Look through the lines below and extract any with the word "name".
#### Record list
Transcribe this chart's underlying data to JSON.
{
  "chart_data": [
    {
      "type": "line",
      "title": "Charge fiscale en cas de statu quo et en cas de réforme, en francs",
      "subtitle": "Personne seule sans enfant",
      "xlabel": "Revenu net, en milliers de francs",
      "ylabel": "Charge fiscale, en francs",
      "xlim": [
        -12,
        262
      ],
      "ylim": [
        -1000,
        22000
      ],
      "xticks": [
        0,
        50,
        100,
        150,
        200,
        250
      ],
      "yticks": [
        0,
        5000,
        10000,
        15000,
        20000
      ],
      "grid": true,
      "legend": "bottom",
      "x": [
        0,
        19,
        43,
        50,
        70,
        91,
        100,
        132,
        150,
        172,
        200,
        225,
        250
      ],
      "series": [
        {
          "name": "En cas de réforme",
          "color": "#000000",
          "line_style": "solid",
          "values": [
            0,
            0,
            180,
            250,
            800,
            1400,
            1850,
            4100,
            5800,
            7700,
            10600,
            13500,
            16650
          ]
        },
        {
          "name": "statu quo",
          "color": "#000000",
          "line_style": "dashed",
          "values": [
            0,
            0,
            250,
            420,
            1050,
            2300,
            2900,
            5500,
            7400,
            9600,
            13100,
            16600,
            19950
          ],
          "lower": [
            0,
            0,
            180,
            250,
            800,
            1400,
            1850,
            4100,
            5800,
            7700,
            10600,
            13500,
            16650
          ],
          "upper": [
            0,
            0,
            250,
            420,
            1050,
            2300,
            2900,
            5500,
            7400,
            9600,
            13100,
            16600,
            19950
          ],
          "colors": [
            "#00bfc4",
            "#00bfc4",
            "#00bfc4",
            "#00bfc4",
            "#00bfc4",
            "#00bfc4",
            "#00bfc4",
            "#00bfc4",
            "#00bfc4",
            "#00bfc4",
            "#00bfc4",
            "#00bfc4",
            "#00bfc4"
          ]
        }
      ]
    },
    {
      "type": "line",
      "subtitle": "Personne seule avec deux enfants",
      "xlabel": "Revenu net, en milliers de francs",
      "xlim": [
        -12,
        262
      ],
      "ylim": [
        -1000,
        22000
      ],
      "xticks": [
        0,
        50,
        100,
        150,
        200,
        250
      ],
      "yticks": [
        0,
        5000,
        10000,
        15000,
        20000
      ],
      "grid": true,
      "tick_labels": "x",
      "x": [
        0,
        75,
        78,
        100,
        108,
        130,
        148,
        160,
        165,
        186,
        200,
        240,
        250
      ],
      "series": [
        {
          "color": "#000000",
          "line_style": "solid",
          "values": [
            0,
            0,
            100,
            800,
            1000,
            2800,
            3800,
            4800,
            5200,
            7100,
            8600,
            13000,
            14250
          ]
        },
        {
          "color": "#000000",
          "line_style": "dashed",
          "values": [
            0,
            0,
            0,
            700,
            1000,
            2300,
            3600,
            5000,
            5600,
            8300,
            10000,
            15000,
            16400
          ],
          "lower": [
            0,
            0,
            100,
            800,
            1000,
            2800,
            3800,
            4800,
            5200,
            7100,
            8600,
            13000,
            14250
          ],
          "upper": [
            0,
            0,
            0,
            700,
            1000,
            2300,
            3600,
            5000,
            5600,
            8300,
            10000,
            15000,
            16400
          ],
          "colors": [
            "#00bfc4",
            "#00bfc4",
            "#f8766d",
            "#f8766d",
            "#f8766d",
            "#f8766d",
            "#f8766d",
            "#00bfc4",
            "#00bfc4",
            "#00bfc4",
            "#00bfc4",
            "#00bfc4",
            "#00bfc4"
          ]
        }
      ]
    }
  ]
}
########
### Problem solution
          "name": "En cas de réforme",
          "name": "statu quo",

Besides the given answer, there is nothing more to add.